## Task statement
Repeat the material verbatim and drop the pictures.

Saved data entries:
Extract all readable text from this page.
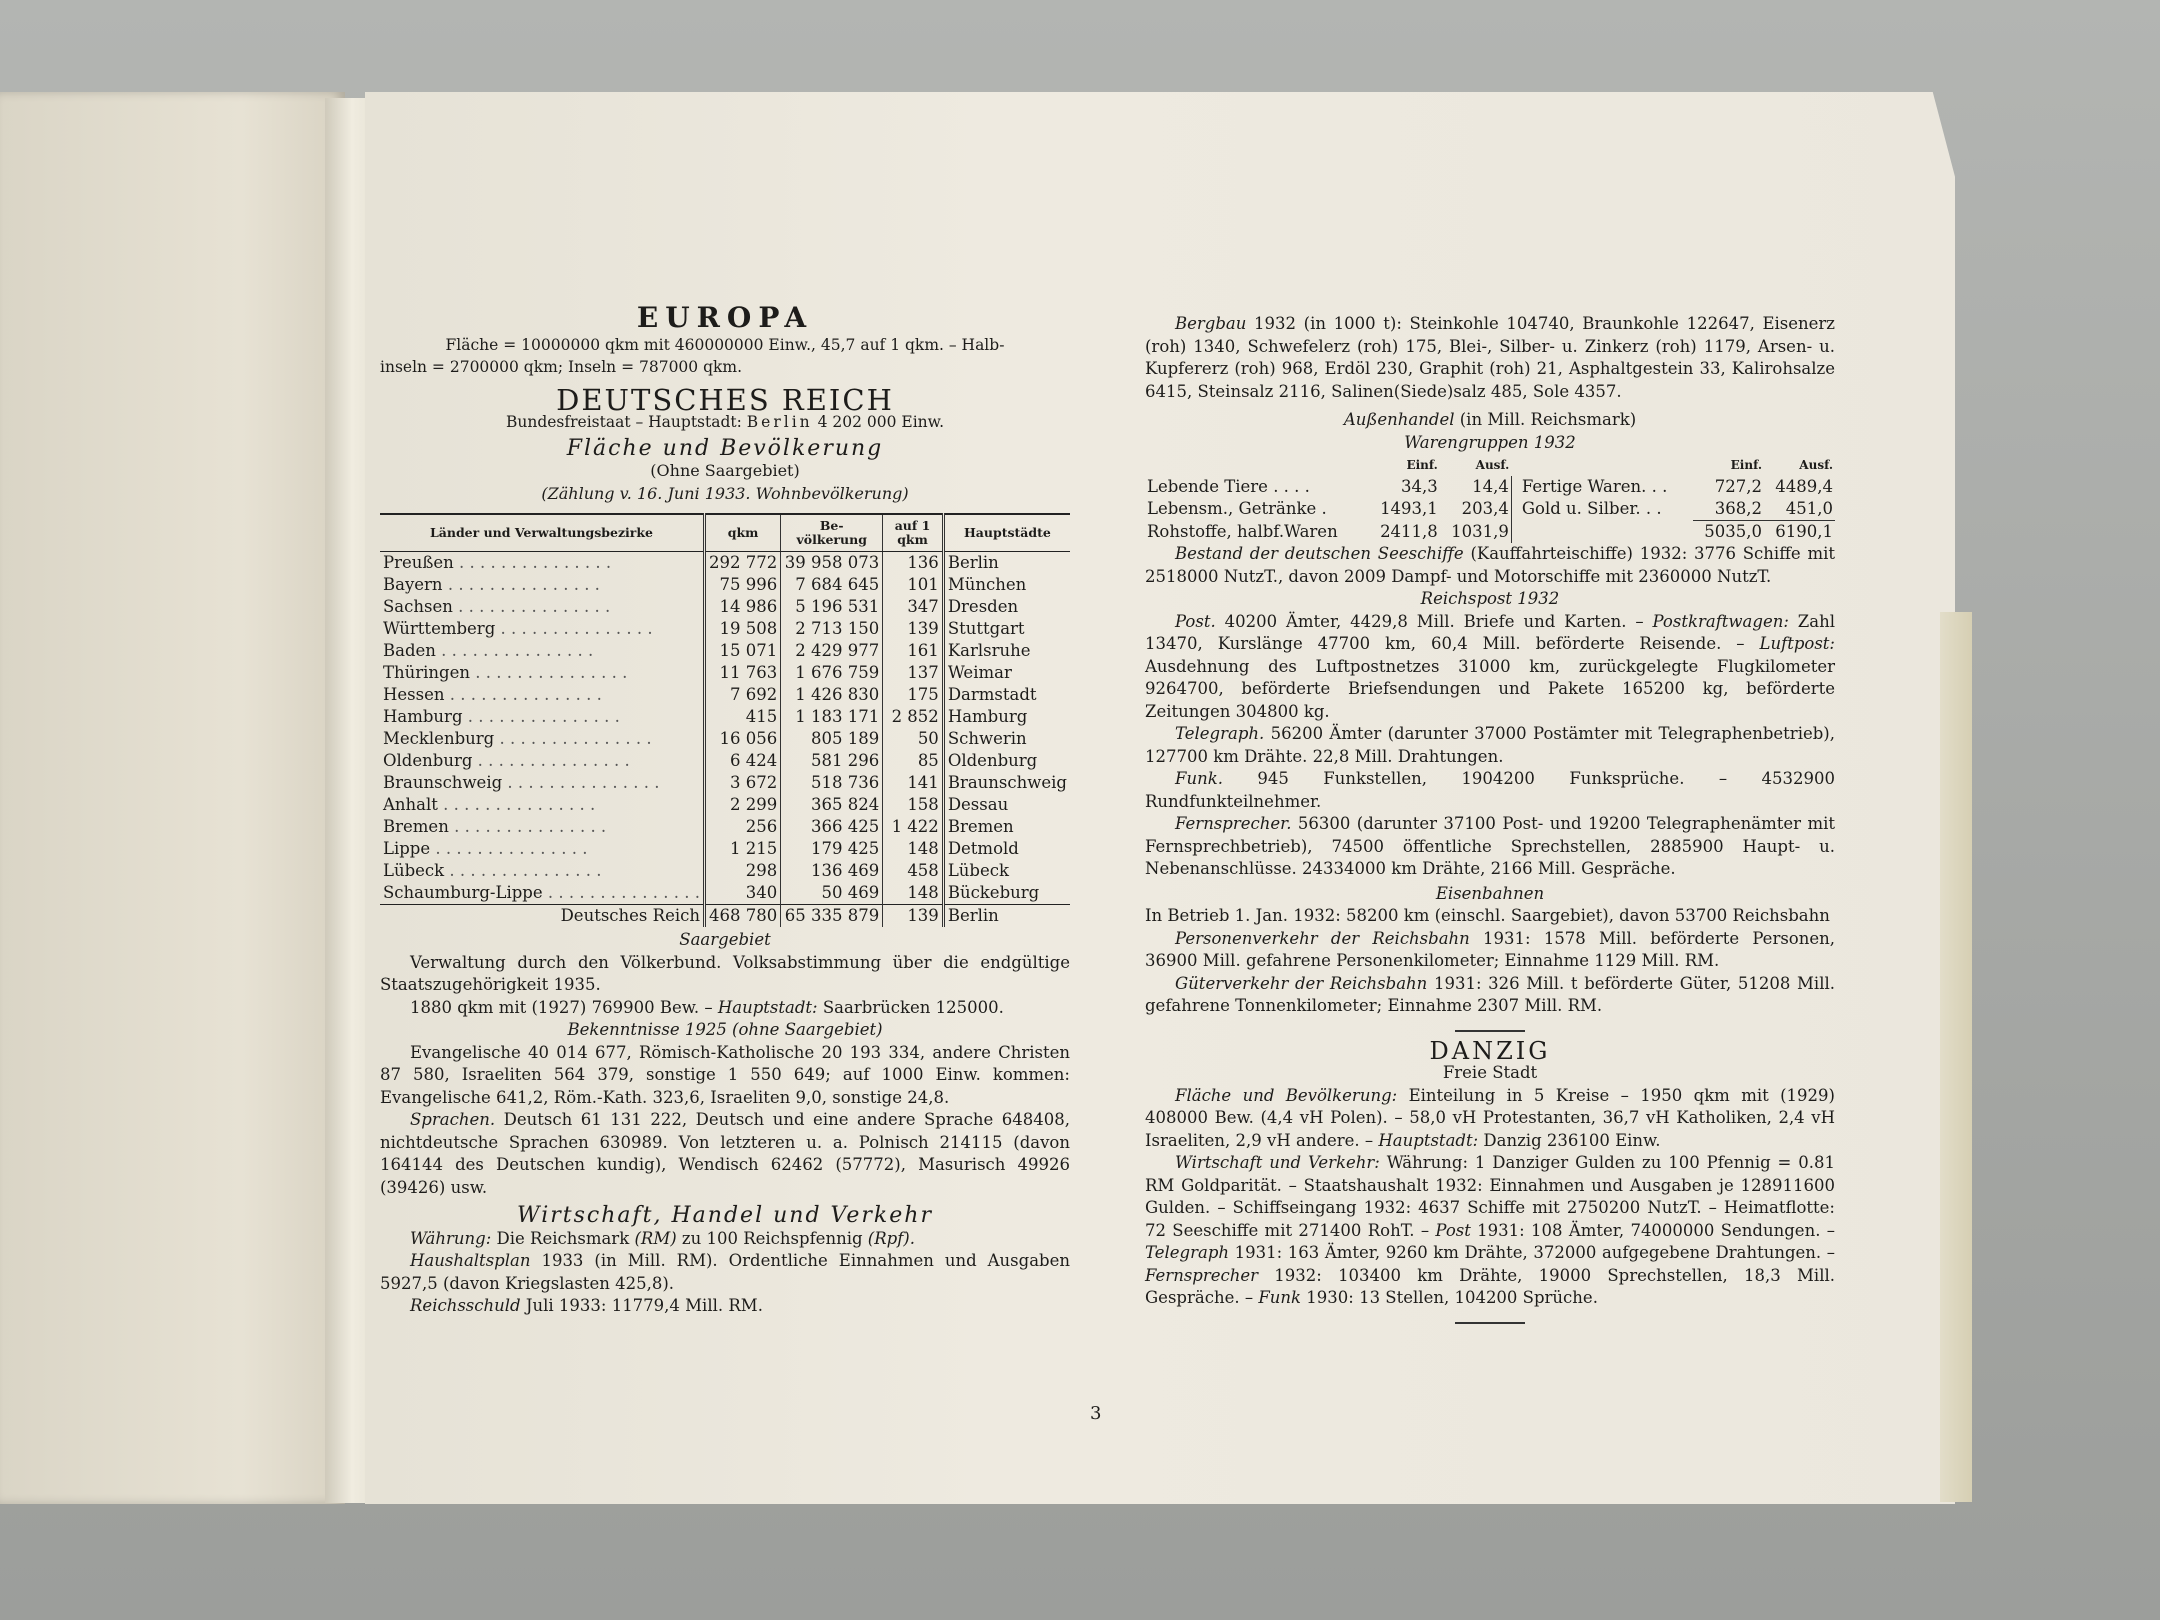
EUROPA
Fläche = 10000000 qkm mit 460000000 Einw., 45,7 auf 1 qkm. – Halb-
inseln = 2700000 qkm; Inseln = 787000 qkm.
DEUTSCHES REICH
Bundesfreistaat – Hauptstadt: Berlin 4 202 000 Einw.
Fläche und Bevölkerung
(Ohne Saargebiet)
(Zählung v. 16. Juni 1933. Wohnbevölkerung)
Länder und Verwaltungsbezirke	qkm	Be- völkerung	auf 1 qkm	Hauptstädte
Preußen . . . . . . . . . . . . . . .	292 772	39 958 073	136	Berlin
Bayern . . . . . . . . . . . . . . .	75 996	7 684 645	101	München
Sachsen . . . . . . . . . . . . . . .	14 986	5 196 531	347	Dresden
Württemberg . . . . . . . . . . . . . . .	19 508	2 713 150	139	Stuttgart
Baden . . . . . . . . . . . . . . .	15 071	2 429 977	161	Karlsruhe
Thüringen . . . . . . . . . . . . . . .	11 763	1 676 759	137	Weimar
Hessen . . . . . . . . . . . . . . .	7 692	1 426 830	175	Darmstadt
Hamburg . . . . . . . . . . . . . . .	415	1 183 171	2 852	Hamburg
Mecklenburg . . . . . . . . . . . . . . .	16 056	805 189	50	Schwerin
Oldenburg . . . . . . . . . . . . . . .	6 424	581 296	85	Oldenburg
Braunschweig . . . . . . . . . . . . . . .	3 672	518 736	141	Braunschweig
Anhalt . . . . . . . . . . . . . . .	2 299	365 824	158	Dessau
Bremen . . . . . . . . . . . . . . .	256	366 425	1 422	Bremen
Lippe . . . . . . . . . . . . . . .	1 215	179 425	148	Detmold
Lübeck . . . . . . . . . . . . . . .	298	136 469	458	Lübeck
Schaumburg-Lippe . . . . . . . . . . . . . . .	340	50 469	148	Bückeburg
Deutsches Reich	468 780	65 335 879	139	Berlin
Saargebiet
Verwaltung durch den Völkerbund. Volksabstimmung über die endgültige Staatszugehörigkeit 1935.
1880 qkm mit (1927) 769900 Bew. – Hauptstadt: Saarbrücken 125000.
Bekenntnisse 1925 (ohne Saargebiet)
Evangelische 40 014 677, Römisch-Katholische 20 193 334, andere Christen 87 580, Israeliten 564 379, sonstige 1 550 649; auf 1000 Einw. kommen: Evangelische 641,2, Röm.-Kath. 323,6, Israeliten 9,0, sonstige 24,8.
Sprachen. Deutsch 61 131 222, Deutsch und eine andere Sprache 648408, nichtdeutsche Sprachen 630989. Von letzteren u. a. Polnisch 214115 (davon 164144 des Deutschen kundig), Wendisch 62462 (57772), Masurisch 49926 (39426) usw.
Wirtschaft, Handel und Verkehr
Währung: Die Reichsmark (RM) zu 100 Reichspfennig (Rpf).
Haushaltsplan 1933 (in Mill. RM). Ordentliche Einnahmen und Ausgaben 5927,5 (davon Kriegslasten 425,8).
Reichsschuld Juli 1933: 11779,4 Mill. RM.
Bergbau 1932 (in 1000 t): Steinkohle 104740, Braunkohle 122647, Eisenerz (roh) 1340, Schwefelerz (roh) 175, Blei-, Silber- u. Zinkerz (roh) 1179, Arsen- u. Kupfererz (roh) 968, Erdöl 230, Graphit (roh) 21, Asphaltgestein 33, Kalirohsalze 6415, Steinsalz 2116, Salinen(Siede)salz 485, Sole 4357.
Außenhandel (in Mill. Reichsmark)
Warengruppen 1932
	Einf.	Ausf.		Einf.	Ausf.
Lebende Tiere . . . .	34,3	14,4	Fertige Waren. . .	727,2	4489,4
Lebensm., Getränke .	1493,1	203,4	Gold u. Silber. . .	368,2	451,0
Rohstoffe, halbf.Waren	2411,8	1031,9		5035,0	6190,1
Bestand der deutschen Seeschiffe (Kauffahrteischiffe) 1932: 3776 Schiffe mit 2518000 NutzT., davon 2009 Dampf- und Motorschiffe mit 2360000 NutzT.
Reichspost 1932
Post. 40200 Ämter, 4429,8 Mill. Briefe und Karten. – Postkraftwagen: Zahl 13470, Kurslänge 47700 km, 60,4 Mill. beförderte Reisende. – Luftpost: Ausdehnung des Luftpostnetzes 31000 km, zurückgelegte Flugkilometer 9264700, beförderte Briefsendungen und Pakete 165200 kg, beförderte Zeitungen 304800 kg.
Telegraph. 56200 Ämter (darunter 37000 Postämter mit Telegraphenbetrieb), 127700 km Drähte. 22,8 Mill. Drahtungen.
Funk. 945 Funkstellen, 1904200 Funksprüche. – 4532900 Rundfunkteilnehmer.
Fernsprecher. 56300 (darunter 37100 Post- und 19200 Telegraphenämter mit Fernsprechbetrieb), 74500 öffentliche Sprechstellen, 2885900 Haupt- u. Nebenanschlüsse. 24334000 km Drähte, 2166 Mill. Gespräche.
Eisenbahnen
In Betrieb 1. Jan. 1932: 58200 km (einschl. Saargebiet), davon 53700 Reichsbahn
Personenverkehr der Reichsbahn 1931: 1578 Mill. beförderte Personen, 36900 Mill. gefahrene Personenkilometer; Einnahme 1129 Mill. RM.
Güterverkehr der Reichsbahn 1931: 326 Mill. t beförderte Güter, 51208 Mill. gefahrene Tonnenkilometer; Einnahme 2307 Mill. RM.
DANZIG
Freie Stadt
Fläche und Bevölkerung: Einteilung in 5 Kreise – 1950 qkm mit (1929) 408000 Bew. (4,4 vH Polen). – 58,0 vH Protestanten, 36,7 vH Katholiken, 2,4 vH Israeliten, 2,9 vH andere. – Hauptstadt: Danzig 236100 Einw.
Wirtschaft und Verkehr: Währung: 1 Danziger Gulden zu 100 Pfennig = 0.81 RM Goldparität. – Staatshaushalt 1932: Einnahmen und Ausgaben je 128911600 Gulden. – Schiffseingang 1932: 4637 Schiffe mit 2750200 NutzT. – Heimatflotte: 72 Seeschiffe mit 271400 RohT. – Post 1931: 108 Ämter, 74000000 Sendungen. – Telegraph 1931: 163 Ämter, 9260 km Drähte, 372000 aufgegebene Drahtungen. – Fernsprecher 1932: 103400 km Drähte, 19000 Sprechstellen, 18,3 Mill. Gespräche. – Funk 1930: 13 Stellen, 104200 Sprüche.
3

## Solution
Extract all readable text from this page.
EUROPA
Fläche = 10000000 qkm mit 460000000 Einw., 45,7 auf 1 qkm. – Halb-
inseln = 2700000 qkm; Inseln = 787000 qkm.
DEUTSCHES REICH
Bundesfreistaat – Hauptstadt: Berlin 4 202 000 Einw.
Fläche und Bevölkerung
(Ohne Saargebiet)
(Zählung v. 16. Juni 1933. Wohnbevölkerung)
Länder und Verwaltungsbezirke	qkm	Be- völkerung	auf 1 qkm	Hauptstädte
Preußen . . . . . . . . . . . . . . .	292 772	39 958 073	136	Berlin
Bayern . . . . . . . . . . . . . . .	75 996	7 684 645	101	München
Sachsen . . . . . . . . . . . . . . .	14 986	5 196 531	347	Dresden
Württemberg . . . . . . . . . . . . . . .	19 508	2 713 150	139	Stuttgart
Baden . . . . . . . . . . . . . . .	15 071	2 429 977	161	Karlsruhe
Thüringen . . . . . . . . . . . . . . .	11 763	1 676 759	137	Weimar
Hessen . . . . . . . . . . . . . . .	7 692	1 426 830	175	Darmstadt
Hamburg . . . . . . . . . . . . . . .	415	1 183 171	2 852	Hamburg
Mecklenburg . . . . . . . . . . . . . . .	16 056	805 189	50	Schwerin
Oldenburg . . . . . . . . . . . . . . .	6 424	581 296	85	Oldenburg
Braunschweig . . . . . . . . . . . . . . .	3 672	518 736	141	Braunschweig
Anhalt . . . . . . . . . . . . . . .	2 299	365 824	158	Dessau
Bremen . . . . . . . . . . . . . . .	256	366 425	1 422	Bremen
Lippe . . . . . . . . . . . . . . .	1 215	179 425	148	Detmold
Lübeck . . . . . . . . . . . . . . .	298	136 469	458	Lübeck
Schaumburg-Lippe . . . . . . . . . . . . . . .	340	50 469	148	Bückeburg
Deutsches Reich	468 780	65 335 879	139	Berlin
Saargebiet
Verwaltung durch den Völkerbund. Volksabstimmung über die endgültige Staatszugehörigkeit 1935.
1880 qkm mit (1927) 769900 Bew. – Hauptstadt: Saarbrücken 125000.
Bekenntnisse 1925 (ohne Saargebiet)
Evangelische 40 014 677, Römisch-Katholische 20 193 334, andere Christen 87 580, Israeliten 564 379, sonstige 1 550 649; auf 1000 Einw. kommen: Evangelische 641,2, Röm.-Kath. 323,6, Israeliten 9,0, sonstige 24,8.
Sprachen. Deutsch 61 131 222, Deutsch und eine andere Sprache 648408, nichtdeutsche Sprachen 630989. Von letzteren u. a. Polnisch 214115 (davon 164144 des Deutschen kundig), Wendisch 62462 (57772), Masurisch 49926 (39426) usw.
Wirtschaft, Handel und Verkehr
Währung: Die Reichsmark (RM) zu 100 Reichspfennig (Rpf).
Haushaltsplan 1933 (in Mill. RM). Ordentliche Einnahmen und Ausgaben 5927,5 (davon Kriegslasten 425,8).
Reichsschuld Juli 1933: 11779,4 Mill. RM.
Bergbau 1932 (in 1000 t): Steinkohle 104740, Braunkohle 122647, Eisenerz (roh) 1340, Schwefelerz (roh) 175, Blei-, Silber- u. Zinkerz (roh) 1179, Arsen- u. Kupfererz (roh) 968, Erdöl 230, Graphit (roh) 21, Asphaltgestein 33, Kalirohsalze 6415, Steinsalz 2116, Salinen(Siede)salz 485, Sole 4357.
Außenhandel (in Mill. Reichsmark)
Warengruppen 1932
	Einf.	Ausf.		Einf.	Ausf.
Lebende Tiere . . . .	34,3	14,4	Fertige Waren. . .	727,2	4489,4
Lebensm., Getränke .	1493,1	203,4	Gold u. Silber. . .	368,2	451,0
Rohstoffe, halbf.Waren	2411,8	1031,9		5035,0	6190,1
Bestand der deutschen Seeschiffe (Kauffahrteischiffe) 1932: 3776 Schiffe mit 2518000 NutzT., davon 2009 Dampf- und Motorschiffe mit 2360000 NutzT.
Reichspost 1932
Post. 40200 Ämter, 4429,8 Mill. Briefe und Karten. – Postkraftwagen: Zahl 13470, Kurslänge 47700 km, 60,4 Mill. beförderte Reisende. – Luftpost: Ausdehnung des Luftpostnetzes 31000 km, zurückgelegte Flugkilometer 9264700, beförderte Briefsendungen und Pakete 165200 kg, beförderte Zeitungen 304800 kg.
Telegraph. 56200 Ämter (darunter 37000 Postämter mit Telegraphenbetrieb), 127700 km Drähte. 22,8 Mill. Drahtungen.
Funk. 945 Funkstellen, 1904200 Funksprüche. – 4532900 Rundfunkteilnehmer.
Fernsprecher. 56300 (darunter 37100 Post- und 19200 Telegraphenämter mit Fernsprechbetrieb), 74500 öffentliche Sprechstellen, 2885900 Haupt- u. Nebenanschlüsse. 24334000 km Drähte, 2166 Mill. Gespräche.
Eisenbahnen
In Betrieb 1. Jan. 1932: 58200 km (einschl. Saargebiet), davon 53700 Reichsbahn
Personenverkehr der Reichsbahn 1931: 1578 Mill. beförderte Personen, 36900 Mill. gefahrene Personenkilometer; Einnahme 1129 Mill. RM.
Güterverkehr der Reichsbahn 1931: 326 Mill. t beförderte Güter, 51208 Mill. gefahrene Tonnenkilometer; Einnahme 2307 Mill. RM.
DANZIG
Freie Stadt
Fläche und Bevölkerung: Einteilung in 5 Kreise – 1950 qkm mit (1929) 408000 Bew. (4,4 vH Polen). – 58,0 vH Protestanten, 36,7 vH Katholiken, 2,4 vH Israeliten, 2,9 vH andere. – Hauptstadt: Danzig 236100 Einw.
Wirtschaft und Verkehr: Währung: 1 Danziger Gulden zu 100 Pfennig = 0.81 RM Goldparität. – Staatshaushalt 1932: Einnahmen und Ausgaben je 128911600 Gulden. – Schiffseingang 1932: 4637 Schiffe mit 2750200 NutzT. – Heimatflotte: 72 Seeschiffe mit 271400 RohT. – Post 1931: 108 Ämter, 74000000 Sendungen. – Telegraph 1931: 163 Ämter, 9260 km Drähte, 372000 aufgegebene Drahtungen. – Fernsprecher 1932: 103400 km Drähte, 19000 Sprechstellen, 18,3 Mill. Gespräche. – Funk 1930: 13 Stellen, 104200 Sprüche.
3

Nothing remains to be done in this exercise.